Do this – Select and copy out every line in the records containing "个感叹号".
[START Records provided]
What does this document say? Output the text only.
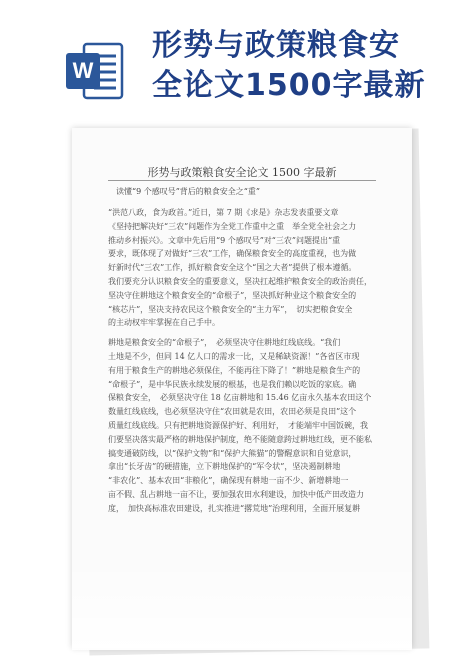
W
形势与政策粮食安
全论文1500字最新
形势与政策粮食安全论文 1500 字最新
读懂“9 个感叹号”背后的粮食安全之“重”
“洪范八政，食为政首。”近日，第 7 期《求是》杂志发表重要文章
《坚持把解决好“三农”问题作为全党工作重中之重　举全党全社会之力
推动乡村振兴》。文章中先后用“9 个感叹号”对“三农”问题提出“重
要求，既体现了对做好“三农”工作，确保粮食安全的高度重视，也为做
好新时代“三农”工作，抓好粮食安全这个“国之大者”提供了根本遵循。
我们要充分认识粮食安全的重要意义，坚决扛起维护粮食安全的政治责任，
坚决守住耕地这个粮食安全的“命根子”，坚决抓好种业这个粮食安全的
“核芯片”，坚决支持农民这个粮食安全的“主力军”，　切实把粮食安全
的主动权牢牢掌握在自己手中。
耕地是粮食安全的“命根子”，　必须坚决守住耕地红线底线。“我们
土地是不少，但同 14 亿人口的需求一比，又是稀缺资源！”各省区市现
有用于粮食生产的耕地必须保住，不能再往下降了！”耕地是粮食生产的
“命根子”，是中华民族永续发展的根基，也是我们赖以吃饭的家底。确
保粮食安全，　必须坚决守住 18 亿亩耕地和 15.46 亿亩永久基本农田这个
数量红线底线，也必须坚决守住“农田就是农田，农田必须是良田”这个
质量红线底线。只有把耕地资源保护好、利用好，　才能端牢中国饭碗，我
们要坚决落实最严格的耕地保护制度，绝不能随意跨过耕地红线，更不能私
搞变通破防线，以“保护文物”和“保护大熊猫”的警醒意识和自觉意识，
拿出“长牙齿”的硬措施，立下耕地保护的“军令状”，坚决遏制耕地
“非农化”、基本农田“非粮化”，确保现有耕地一亩不少、新增耕地一
亩不假、乱占耕地一亩不让，要加强农田水利建设，加快中低产田改造力
度，　加快高标准农田建设，扎实推进“撂荒地”治理利用，全面开展复耕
[END Records provided]
Result –
读懂“9 个感叹号”背后的粮食安全之“重”
推动乡村振兴》。文章中先后用“9 个感叹号”对“三农”问题提出“重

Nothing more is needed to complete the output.